* PROBLEM TO WORK ON: When you answer, give every record back exactly as written.

[[ RECORDED INFORMATION, beginning ]]

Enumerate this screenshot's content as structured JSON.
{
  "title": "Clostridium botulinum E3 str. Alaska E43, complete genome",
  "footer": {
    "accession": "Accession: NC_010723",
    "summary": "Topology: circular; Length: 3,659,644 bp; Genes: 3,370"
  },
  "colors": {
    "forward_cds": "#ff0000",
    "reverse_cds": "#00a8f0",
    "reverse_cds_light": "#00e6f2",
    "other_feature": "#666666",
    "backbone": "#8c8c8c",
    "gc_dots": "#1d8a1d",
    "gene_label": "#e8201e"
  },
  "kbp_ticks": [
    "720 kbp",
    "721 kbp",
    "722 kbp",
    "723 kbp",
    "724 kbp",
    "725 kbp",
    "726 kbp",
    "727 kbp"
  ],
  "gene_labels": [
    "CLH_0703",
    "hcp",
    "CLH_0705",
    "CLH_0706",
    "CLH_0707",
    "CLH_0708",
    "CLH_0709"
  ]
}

[[ RECORDED INFORMATION, end ]]

* RESULT OF THIS EXERCISE:
Enumerate this screenshot's content as structured JSON.
{
  "title": "Clostridium botulinum E3 str. Alaska E43, complete genome",
  "footer": {
    "accession": "Accession: NC_010723",
    "summary": "Topology: circular; Length: 3,659,644 bp; Genes: 3,370"
  },
  "colors": {
    "forward_cds": "#ff0000",
    "reverse_cds": "#00a8f0",
    "reverse_cds_light": "#00e6f2",
    "other_feature": "#666666",
    "backbone": "#8c8c8c",
    "gc_dots": "#1d8a1d",
    "gene_label": "#e8201e"
  },
  "kbp_ticks": [
    "720 kbp",
    "721 kbp",
    "722 kbp",
    "723 kbp",
    "724 kbp",
    "725 kbp",
    "726 kbp",
    "727 kbp"
  ],
  "gene_labels": [
    "CLH_0703",
    "hcp",
    "CLH_0705",
    "CLH_0706",
    "CLH_0707",
    "CLH_0708",
    "CLH_0709"
  ]
}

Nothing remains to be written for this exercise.